### Required work
Find the lines that hold "Württemberg". Report only how many there are.

### Excerpted records
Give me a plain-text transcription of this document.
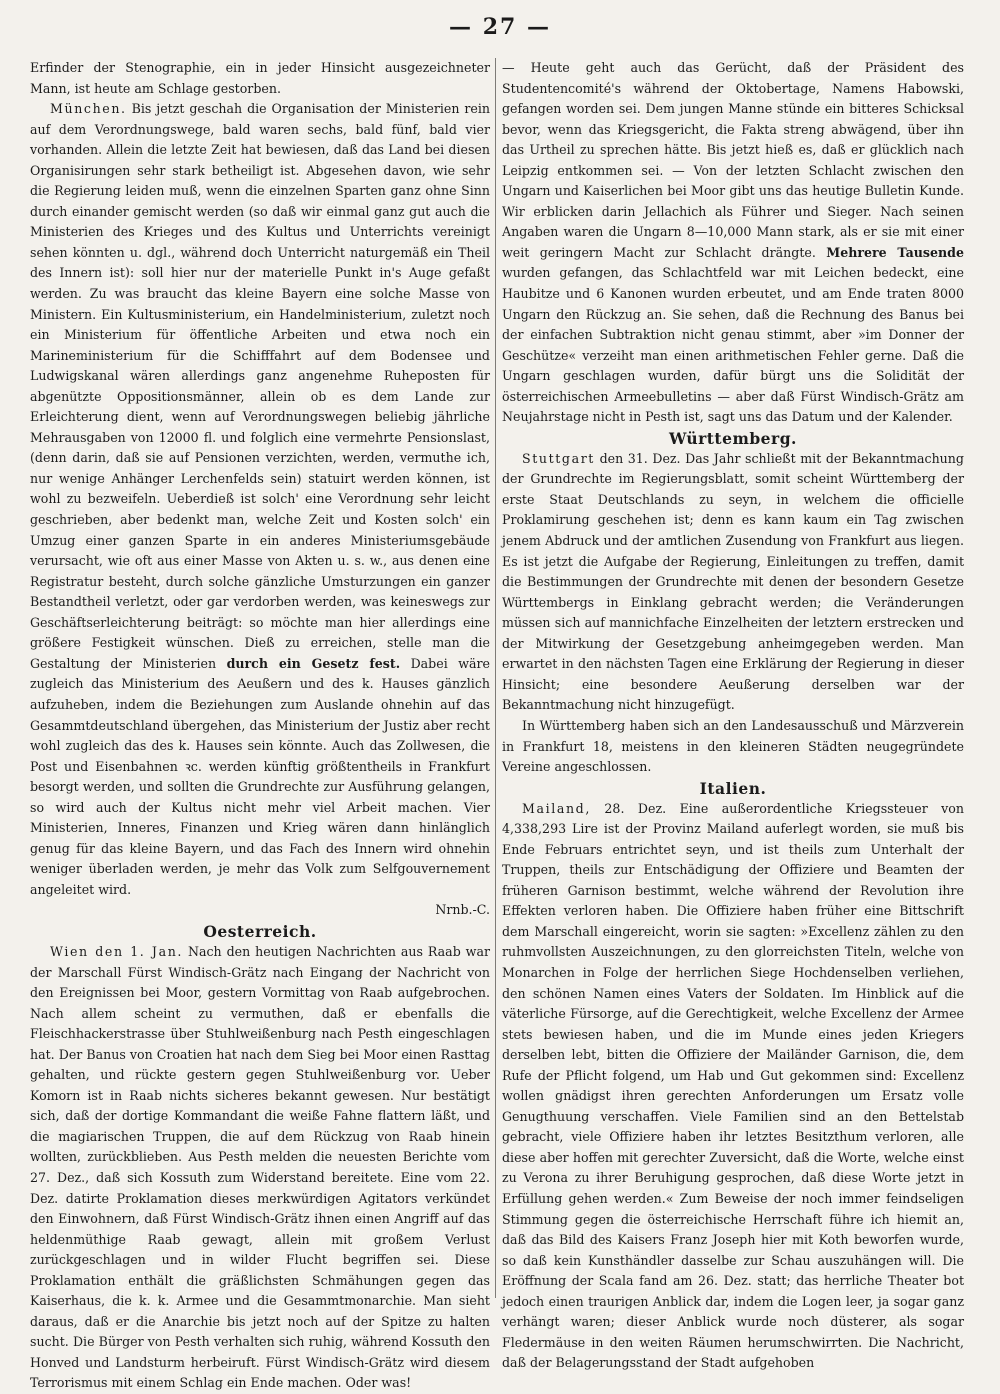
— 27 —

Erfinder der Stenographie, ein in jeder Hinsicht ausgezeichneter Mann, ist heute am Schlage gestorben.

München. Bis jetzt geschah die Organisation der Ministerien rein auf dem Verordnungswege, bald waren sechs, bald fünf, bald vier vorhanden. Allein die letzte Zeit hat bewiesen, daß das Land bei diesen Organisirungen sehr stark betheiligt ist. Abgesehen davon, wie sehr die Regierung leiden muß, wenn die einzelnen Sparten ganz ohne Sinn durch einander gemischt werden (so daß wir einmal ganz gut auch die Ministerien des Krieges und des Kultus und Unterrichts vereinigt sehen könnten u. dgl., während doch Unterricht naturgemäß ein Theil des Innern ist): soll hier nur der materielle Punkt in's Auge gefaßt werden. Zu was braucht das kleine Bayern eine solche Masse von Ministern. Ein Kultusministerium, ein Handelministerium, zuletzt noch ein Ministerium für öffentliche Arbeiten und etwa noch ein Marineministerium für die Schifffahrt auf dem Bodensee und Ludwigskanal wären allerdings ganz angenehme Ruheposten für abgenützte Oppositionsmänner, allein ob es dem Lande zur Erleichterung dient, wenn auf Verordnungswegen beliebig jährliche Mehrausgaben von 12000 fl. und folglich eine vermehrte Pensionslast, (denn darin, daß sie auf Pensionen verzichten, werden, vermuthe ich, nur wenige Anhänger Lerchenfelds sein) statuirt werden können, ist wohl zu bezweifeln. Ueberdieß ist solch' eine Verordnung sehr leicht geschrieben, aber bedenkt man, welche Zeit und Kosten solch' ein Umzug einer ganzen Sparte in ein anderes Ministeriumsgebäude verursacht, wie oft aus einer Masse von Akten u. s. w., aus denen eine Registratur besteht, durch solche gänzliche Umsturzungen ein ganzer Bestandtheil verletzt, oder gar verdorben werden, was keineswegs zur Geschäftserleichterung beiträgt: so möchte man hier allerdings eine größere Festigkeit wünschen. Dieß zu erreichen, stelle man die Gestaltung der Ministerien durch ein Gesetz fest. Dabei wäre zugleich das Ministerium des Aeußern und des k. Hauses gänzlich aufzuheben, indem die Beziehungen zum Auslande ohnehin auf das Gesammtdeutschland übergehen, das Ministerium der Justiz aber recht wohl zugleich das des k. Hauses sein könnte. Auch das Zollwesen, die Post und Eisenbahnen ꝛc. werden künftig größtentheils in Frankfurt besorgt werden, und sollten die Grundrechte zur Ausführung gelangen, so wird auch der Kultus nicht mehr viel Arbeit machen. Vier Ministerien, Inneres, Finanzen und Krieg wären dann hinlänglich genug für das kleine Bayern, und das Fach des Innern wird ohnehin weniger überladen werden, je mehr das Volk zum Selfgouvernement angeleitet wird.
Nrnb.-C.

Oesterreich.

Wien den 1. Jan. Nach den heutigen Nachrichten aus Raab war der Marschall Fürst Windisch-Grätz nach Eingang der Nachricht von den Ereignissen bei Moor, gestern Vormittag von Raab aufgebrochen. Nach allem scheint zu vermuthen, daß er ebenfalls die Fleischhackerstrasse über Stuhlweißenburg nach Pesth eingeschlagen hat. Der Banus von Croatien hat nach dem Sieg bei Moor einen Rasttag gehalten, und rückte gestern gegen Stuhlweißenburg vor. Ueber Komorn ist in Raab nichts sicheres bekannt gewesen. Nur bestätigt sich, daß der dortige Kommandant die weiße Fahne flattern läßt, und die magiarischen Truppen, die auf dem Rückzug von Raab hinein wollten, zurückblieben. Aus Pesth melden die neuesten Berichte vom 27. Dez., daß sich Kossuth zum Widerstand bereitete. Eine vom 22. Dez. datirte Proklamation dieses merkwürdigen Agitators verkündet den Einwohnern, daß Fürst Windisch-Grätz ihnen einen Angriff auf das heldenmüthige Raab gewagt, allein mit großem Verlust zurückgeschlagen und in wilder Flucht begriffen sei. Diese Proklamation enthält die gräßlichsten Schmähungen gegen das Kaiserhaus, die k. k. Armee und die Gesammtmonarchie. Man sieht daraus, daß er die Anarchie bis jetzt noch auf der Spitze zu halten sucht. Die Bürger von Pesth verhalten sich ruhig, während Kossuth den Honved und Landsturm herbeiruft. Fürst Windisch-Grätz wird diesem Terrorismus mit einem Schlag ein Ende machen. Oder was!

— Heute geht auch das Gerücht, daß der Präsident des Studentencomité's während der Oktobertage, Namens Habowski, gefangen worden sei. Dem jungen Manne stünde ein bitteres Schicksal bevor, wenn das Kriegsgericht, die Fakta streng abwägend, über ihn das Urtheil zu sprechen hätte. Bis jetzt hieß es, daß er glücklich nach Leipzig entkommen sei. — Von der letzten Schlacht zwischen den Ungarn und Kaiserlichen bei Moor gibt uns das heutige Bulletin Kunde. Wir erblicken darin Jellachich als Führer und Sieger. Nach seinen Angaben waren die Ungarn 8—10,000 Mann stark, als er sie mit einer weit geringern Macht zur Schlacht drängte. Mehrere Tausende wurden gefangen, das Schlachtfeld war mit Leichen bedeckt, eine Haubitze und 6 Kanonen wurden erbeutet, und am Ende traten 8000 Ungarn den Rückzug an. Sie sehen, daß die Rechnung des Banus bei der einfachen Subtraktion nicht genau stimmt, aber »im Donner der Geschütze« verzeiht man einen arithmetischen Fehler gerne. Daß die Ungarn geschlagen wurden, dafür bürgt uns die Solidität der österreichischen Armeebulletins — aber daß Fürst Windisch-Grätz am Neujahrstage nicht in Pesth ist, sagt uns das Datum und der Kalender.

Württemberg.

Stuttgart den 31. Dez. Das Jahr schließt mit der Bekanntmachung der Grundrechte im Regierungsblatt, somit scheint Württemberg der erste Staat Deutschlands zu seyn, in welchem die officielle Proklamirung geschehen ist; denn es kann kaum ein Tag zwischen jenem Abdruck und der amtlichen Zusendung von Frankfurt aus liegen. Es ist jetzt die Aufgabe der Regierung, Einleitungen zu treffen, damit die Bestimmungen der Grundrechte mit denen der besondern Gesetze Württembergs in Einklang gebracht werden; die Veränderungen müssen sich auf mannichfache Einzelheiten der letztern erstrecken und der Mitwirkung der Gesetzgebung anheimgegeben werden. Man erwartet in den nächsten Tagen eine Erklärung der Regierung in dieser Hinsicht; eine besondere Aeußerung derselben war der Bekanntmachung nicht hinzugefügt.

In Württemberg haben sich an den Landesausschuß und Märzverein in Frankfurt 18, meistens in den kleineren Städten neugegründete Vereine angeschlossen.

Italien.

Mailand, 28. Dez. Eine außerordentliche Kriegssteuer von 4,338,293 Lire ist der Provinz Mailand auferlegt worden, sie muß bis Ende Februars entrichtet seyn, und ist theils zum Unterhalt der Truppen, theils zur Entschädigung der Offiziere und Beamten der früheren Garnison bestimmt, welche während der Revolution ihre Effekten verloren haben. Die Offiziere haben früher eine Bittschrift dem Marschall eingereicht, worin sie sagten: »Excellenz zählen zu den ruhmvollsten Auszeichnungen, zu den glorreichsten Titeln, welche von Monarchen in Folge der herrlichen Siege Hochdenselben verliehen, den schönen Namen eines Vaters der Soldaten. Im Hinblick auf die väterliche Fürsorge, auf die Gerechtigkeit, welche Excellenz der Armee stets bewiesen haben, und die im Munde eines jeden Kriegers derselben lebt, bitten die Offiziere der Mailänder Garnison, die, dem Rufe der Pflicht folgend, um Hab und Gut gekommen sind: Excellenz wollen gnädigst ihren gerechten Anforderungen um Ersatz volle Genugthuung verschaffen. Viele Familien sind an den Bettelstab gebracht, viele Offiziere haben ihr letztes Besitzthum verloren, alle diese aber hoffen mit gerechter Zuversicht, daß die Worte, welche einst zu Verona zu ihrer Beruhigung gesprochen, daß diese Worte jetzt in Erfüllung gehen werden.« Zum Beweise der noch immer feindseligen Stimmung gegen die österreichische Herrschaft führe ich hiemit an, daß das Bild des Kaisers Franz Joseph hier mit Koth beworfen wurde, so daß kein Kunsthändler dasselbe zur Schau auszuhängen will. Die Eröffnung der Scala fand am 26. Dez. statt; das herrliche Theater bot jedoch einen traurigen Anblick dar, indem die Logen leer, ja sogar ganz verhängt waren; dieser Anblick wurde noch düsterer, als sogar Fledermäuse in den weiten Räumen herumschwirrten. Die Nachricht, daß der Belagerungsstand der Stadt aufgehoben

### Exercise result
3